== Task material ==

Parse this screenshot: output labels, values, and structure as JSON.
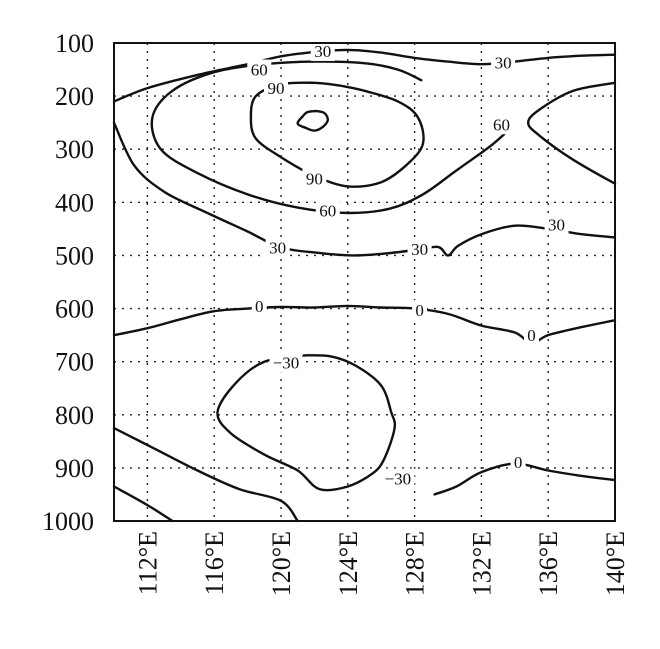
{
  "chart_data": {
    "type": "contour",
    "title": "",
    "xlabel": "",
    "ylabel": "",
    "xlim": [
      110,
      140
    ],
    "ylim": [
      1000,
      100
    ],
    "x_tick_labels": [
      {
        "value": 112,
        "label": "112°E"
      },
      {
        "value": 116,
        "label": "116°E"
      },
      {
        "value": 120,
        "label": "120°E"
      },
      {
        "value": 124,
        "label": "124°E"
      },
      {
        "value": 128,
        "label": "128°E"
      },
      {
        "value": 132,
        "label": "132°E"
      },
      {
        "value": 136,
        "label": "136°E"
      },
      {
        "value": 140,
        "label": "140°E"
      }
    ],
    "y_tick_labels": [
      {
        "value": 100,
        "label": "100"
      },
      {
        "value": 200,
        "label": "200"
      },
      {
        "value": 300,
        "label": "300"
      },
      {
        "value": 400,
        "label": "400"
      },
      {
        "value": 500,
        "label": "500"
      },
      {
        "value": 600,
        "label": "600"
      },
      {
        "value": 700,
        "label": "700"
      },
      {
        "value": 800,
        "label": "800"
      },
      {
        "value": 900,
        "label": "900"
      },
      {
        "value": 1000,
        "label": "1000"
      }
    ],
    "grid": true,
    "contours": [
      {
        "level": "30",
        "points": [
          [
            110,
            210
          ],
          [
            112,
            185
          ],
          [
            115,
            160
          ],
          [
            118,
            140
          ],
          [
            120,
            125
          ],
          [
            122,
            117
          ],
          [
            124,
            113
          ],
          [
            126,
            118
          ],
          [
            128,
            128
          ],
          [
            130,
            135
          ],
          [
            132,
            140
          ],
          [
            134,
            135
          ],
          [
            136,
            128
          ],
          [
            138,
            124
          ],
          [
            140,
            122
          ]
        ]
      },
      {
        "level": "60",
        "points": [
          [
            128.4,
            170
          ],
          [
            127,
            150
          ],
          [
            125,
            138
          ],
          [
            122,
            135
          ],
          [
            119,
            140
          ],
          [
            116,
            155
          ],
          [
            113.5,
            190
          ],
          [
            112.3,
            240
          ],
          [
            112.8,
            300
          ],
          [
            115,
            345
          ],
          [
            118,
            385
          ],
          [
            121,
            410
          ],
          [
            124,
            420
          ],
          [
            126.5,
            412
          ],
          [
            128.5,
            385
          ],
          [
            130.5,
            340
          ],
          [
            132.5,
            295
          ],
          [
            133.7,
            262
          ]
        ]
      },
      {
        "level": "30",
        "points": [
          [
            110,
            250
          ],
          [
            111.2,
            330
          ],
          [
            113,
            380
          ],
          [
            115.6,
            420
          ],
          [
            118,
            455
          ],
          [
            120,
            485
          ],
          [
            122.2,
            495
          ],
          [
            124.2,
            500
          ],
          [
            126,
            497
          ],
          [
            128,
            490
          ],
          [
            129.4,
            484
          ],
          [
            130,
            500
          ],
          [
            130.6,
            482
          ],
          [
            132,
            460
          ],
          [
            134,
            444
          ],
          [
            136,
            450
          ],
          [
            138,
            460
          ],
          [
            140,
            466
          ]
        ]
      },
      {
        "level": "60",
        "points": [
          [
            140,
            175
          ],
          [
            137.5,
            190
          ],
          [
            135.5,
            225
          ],
          [
            134.8,
            250
          ],
          [
            135.5,
            275
          ],
          [
            137.5,
            320
          ],
          [
            140,
            365
          ]
        ]
      },
      {
        "level": "90",
        "points": [
          [
            123.5,
            180
          ],
          [
            122,
            175
          ],
          [
            120,
            178
          ],
          [
            118.5,
            200
          ],
          [
            118.2,
            240
          ],
          [
            118.5,
            280
          ],
          [
            120,
            315
          ],
          [
            122,
            350
          ],
          [
            124,
            370
          ],
          [
            126,
            362
          ],
          [
            127.5,
            330
          ],
          [
            128.5,
            290
          ],
          [
            128.2,
            240
          ],
          [
            127,
            210
          ],
          [
            125,
            190
          ],
          [
            123.5,
            180
          ]
        ]
      },
      {
        "level": "",
        "points": [
          [
            122.1,
            228
          ],
          [
            122.6,
            232
          ],
          [
            122.8,
            245
          ],
          [
            122.5,
            258
          ],
          [
            122,
            265
          ],
          [
            121.5,
            260
          ],
          [
            121,
            252
          ],
          [
            121.3,
            238
          ],
          [
            121.6,
            230
          ],
          [
            122.1,
            228
          ]
        ]
      },
      {
        "level": "0",
        "points": [
          [
            110,
            650
          ],
          [
            112,
            637
          ],
          [
            114,
            620
          ],
          [
            116,
            605
          ],
          [
            118,
            600
          ],
          [
            120,
            597
          ],
          [
            122,
            598
          ],
          [
            124,
            595
          ],
          [
            126,
            598
          ],
          [
            128,
            600
          ],
          [
            130,
            610
          ],
          [
            132,
            632
          ],
          [
            134,
            645
          ],
          [
            135,
            665
          ],
          [
            136,
            650
          ],
          [
            138,
            635
          ],
          [
            140,
            622
          ]
        ]
      },
      {
        "level": "-30",
        "points": [
          [
            121.5,
            688
          ],
          [
            119,
            700
          ],
          [
            117.3,
            740
          ],
          [
            116.2,
            795
          ],
          [
            117,
            835
          ],
          [
            119,
            875
          ],
          [
            121,
            905
          ],
          [
            122.3,
            940
          ],
          [
            124,
            935
          ],
          [
            125.5,
            910
          ],
          [
            126.2,
            882
          ],
          [
            126.8,
            825
          ],
          [
            126.6,
            795
          ],
          [
            126,
            745
          ],
          [
            124.5,
            708
          ],
          [
            123,
            690
          ],
          [
            121.5,
            688
          ]
        ]
      },
      {
        "level": "0",
        "points": [
          [
            129.2,
            950
          ],
          [
            130.5,
            935
          ],
          [
            132,
            908
          ],
          [
            134,
            892
          ],
          [
            136,
            905
          ],
          [
            138,
            915
          ],
          [
            140,
            923
          ]
        ]
      },
      {
        "level": "",
        "points": [
          [
            110,
            825
          ],
          [
            112.5,
            865
          ],
          [
            115,
            905
          ],
          [
            117.5,
            940
          ],
          [
            120,
            962
          ],
          [
            121,
            1000
          ]
        ]
      },
      {
        "level": "",
        "points": [
          [
            110,
            935
          ],
          [
            112,
            970
          ],
          [
            113.5,
            1000
          ]
        ]
      }
    ],
    "labels": [
      {
        "text": "30",
        "x": 122.5,
        "y": 115
      },
      {
        "text": "60",
        "x": 118.7,
        "y": 150
      },
      {
        "text": "90",
        "x": 119.7,
        "y": 185
      },
      {
        "text": "30",
        "x": 133.3,
        "y": 137
      },
      {
        "text": "60",
        "x": 133.2,
        "y": 253
      },
      {
        "text": "90",
        "x": 122,
        "y": 355
      },
      {
        "text": "60",
        "x": 122.8,
        "y": 415
      },
      {
        "text": "30",
        "x": 119.8,
        "y": 485
      },
      {
        "text": "30",
        "x": 128.3,
        "y": 488
      },
      {
        "text": "30",
        "x": 136.5,
        "y": 442
      },
      {
        "text": "0",
        "x": 118.7,
        "y": 595
      },
      {
        "text": "0",
        "x": 128.3,
        "y": 603
      },
      {
        "text": "0",
        "x": 135,
        "y": 650
      },
      {
        "text": "−30",
        "x": 120.3,
        "y": 702
      },
      {
        "text": "−30",
        "x": 127,
        "y": 920
      },
      {
        "text": "0",
        "x": 134.2,
        "y": 889
      }
    ]
  }
}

===

Repeat the records above exactly, omitting every picture.

> _Written solution_:
Parse this screenshot: output labels, values, and structure as JSON.
{
  "chart_data": {
    "type": "contour",
    "title": "",
    "xlabel": "",
    "ylabel": "",
    "xlim": [
      110,
      140
    ],
    "ylim": [
      1000,
      100
    ],
    "x_tick_labels": [
      {
        "value": 112,
        "label": "112°E"
      },
      {
        "value": 116,
        "label": "116°E"
      },
      {
        "value": 120,
        "label": "120°E"
      },
      {
        "value": 124,
        "label": "124°E"
      },
      {
        "value": 128,
        "label": "128°E"
      },
      {
        "value": 132,
        "label": "132°E"
      },
      {
        "value": 136,
        "label": "136°E"
      },
      {
        "value": 140,
        "label": "140°E"
      }
    ],
    "y_tick_labels": [
      {
        "value": 100,
        "label": "100"
      },
      {
        "value": 200,
        "label": "200"
      },
      {
        "value": 300,
        "label": "300"
      },
      {
        "value": 400,
        "label": "400"
      },
      {
        "value": 500,
        "label": "500"
      },
      {
        "value": 600,
        "label": "600"
      },
      {
        "value": 700,
        "label": "700"
      },
      {
        "value": 800,
        "label": "800"
      },
      {
        "value": 900,
        "label": "900"
      },
      {
        "value": 1000,
        "label": "1000"
      }
    ],
    "grid": true,
    "contours": [
      {
        "level": "30",
        "points": [
          [
            110,
            210
          ],
          [
            112,
            185
          ],
          [
            115,
            160
          ],
          [
            118,
            140
          ],
          [
            120,
            125
          ],
          [
            122,
            117
          ],
          [
            124,
            113
          ],
          [
            126,
            118
          ],
          [
            128,
            128
          ],
          [
            130,
            135
          ],
          [
            132,
            140
          ],
          [
            134,
            135
          ],
          [
            136,
            128
          ],
          [
            138,
            124
          ],
          [
            140,
            122
          ]
        ]
      },
      {
        "level": "60",
        "points": [
          [
            128.4,
            170
          ],
          [
            127,
            150
          ],
          [
            125,
            138
          ],
          [
            122,
            135
          ],
          [
            119,
            140
          ],
          [
            116,
            155
          ],
          [
            113.5,
            190
          ],
          [
            112.3,
            240
          ],
          [
            112.8,
            300
          ],
          [
            115,
            345
          ],
          [
            118,
            385
          ],
          [
            121,
            410
          ],
          [
            124,
            420
          ],
          [
            126.5,
            412
          ],
          [
            128.5,
            385
          ],
          [
            130.5,
            340
          ],
          [
            132.5,
            295
          ],
          [
            133.7,
            262
          ]
        ]
      },
      {
        "level": "30",
        "points": [
          [
            110,
            250
          ],
          [
            111.2,
            330
          ],
          [
            113,
            380
          ],
          [
            115.6,
            420
          ],
          [
            118,
            455
          ],
          [
            120,
            485
          ],
          [
            122.2,
            495
          ],
          [
            124.2,
            500
          ],
          [
            126,
            497
          ],
          [
            128,
            490
          ],
          [
            129.4,
            484
          ],
          [
            130,
            500
          ],
          [
            130.6,
            482
          ],
          [
            132,
            460
          ],
          [
            134,
            444
          ],
          [
            136,
            450
          ],
          [
            138,
            460
          ],
          [
            140,
            466
          ]
        ]
      },
      {
        "level": "60",
        "points": [
          [
            140,
            175
          ],
          [
            137.5,
            190
          ],
          [
            135.5,
            225
          ],
          [
            134.8,
            250
          ],
          [
            135.5,
            275
          ],
          [
            137.5,
            320
          ],
          [
            140,
            365
          ]
        ]
      },
      {
        "level": "90",
        "points": [
          [
            123.5,
            180
          ],
          [
            122,
            175
          ],
          [
            120,
            178
          ],
          [
            118.5,
            200
          ],
          [
            118.2,
            240
          ],
          [
            118.5,
            280
          ],
          [
            120,
            315
          ],
          [
            122,
            350
          ],
          [
            124,
            370
          ],
          [
            126,
            362
          ],
          [
            127.5,
            330
          ],
          [
            128.5,
            290
          ],
          [
            128.2,
            240
          ],
          [
            127,
            210
          ],
          [
            125,
            190
          ],
          [
            123.5,
            180
          ]
        ]
      },
      {
        "level": "",
        "points": [
          [
            122.1,
            228
          ],
          [
            122.6,
            232
          ],
          [
            122.8,
            245
          ],
          [
            122.5,
            258
          ],
          [
            122,
            265
          ],
          [
            121.5,
            260
          ],
          [
            121,
            252
          ],
          [
            121.3,
            238
          ],
          [
            121.6,
            230
          ],
          [
            122.1,
            228
          ]
        ]
      },
      {
        "level": "0",
        "points": [
          [
            110,
            650
          ],
          [
            112,
            637
          ],
          [
            114,
            620
          ],
          [
            116,
            605
          ],
          [
            118,
            600
          ],
          [
            120,
            597
          ],
          [
            122,
            598
          ],
          [
            124,
            595
          ],
          [
            126,
            598
          ],
          [
            128,
            600
          ],
          [
            130,
            610
          ],
          [
            132,
            632
          ],
          [
            134,
            645
          ],
          [
            135,
            665
          ],
          [
            136,
            650
          ],
          [
            138,
            635
          ],
          [
            140,
            622
          ]
        ]
      },
      {
        "level": "-30",
        "points": [
          [
            121.5,
            688
          ],
          [
            119,
            700
          ],
          [
            117.3,
            740
          ],
          [
            116.2,
            795
          ],
          [
            117,
            835
          ],
          [
            119,
            875
          ],
          [
            121,
            905
          ],
          [
            122.3,
            940
          ],
          [
            124,
            935
          ],
          [
            125.5,
            910
          ],
          [
            126.2,
            882
          ],
          [
            126.8,
            825
          ],
          [
            126.6,
            795
          ],
          [
            126,
            745
          ],
          [
            124.5,
            708
          ],
          [
            123,
            690
          ],
          [
            121.5,
            688
          ]
        ]
      },
      {
        "level": "0",
        "points": [
          [
            129.2,
            950
          ],
          [
            130.5,
            935
          ],
          [
            132,
            908
          ],
          [
            134,
            892
          ],
          [
            136,
            905
          ],
          [
            138,
            915
          ],
          [
            140,
            923
          ]
        ]
      },
      {
        "level": "",
        "points": [
          [
            110,
            825
          ],
          [
            112.5,
            865
          ],
          [
            115,
            905
          ],
          [
            117.5,
            940
          ],
          [
            120,
            962
          ],
          [
            121,
            1000
          ]
        ]
      },
      {
        "level": "",
        "points": [
          [
            110,
            935
          ],
          [
            112,
            970
          ],
          [
            113.5,
            1000
          ]
        ]
      }
    ],
    "labels": [
      {
        "text": "30",
        "x": 122.5,
        "y": 115
      },
      {
        "text": "60",
        "x": 118.7,
        "y": 150
      },
      {
        "text": "90",
        "x": 119.7,
        "y": 185
      },
      {
        "text": "30",
        "x": 133.3,
        "y": 137
      },
      {
        "text": "60",
        "x": 133.2,
        "y": 253
      },
      {
        "text": "90",
        "x": 122,
        "y": 355
      },
      {
        "text": "60",
        "x": 122.8,
        "y": 415
      },
      {
        "text": "30",
        "x": 119.8,
        "y": 485
      },
      {
        "text": "30",
        "x": 128.3,
        "y": 488
      },
      {
        "text": "30",
        "x": 136.5,
        "y": 442
      },
      {
        "text": "0",
        "x": 118.7,
        "y": 595
      },
      {
        "text": "0",
        "x": 128.3,
        "y": 603
      },
      {
        "text": "0",
        "x": 135,
        "y": 650
      },
      {
        "text": "−30",
        "x": 120.3,
        "y": 702
      },
      {
        "text": "−30",
        "x": 127,
        "y": 920
      },
      {
        "text": "0",
        "x": 134.2,
        "y": 889
      }
    ]
  }
}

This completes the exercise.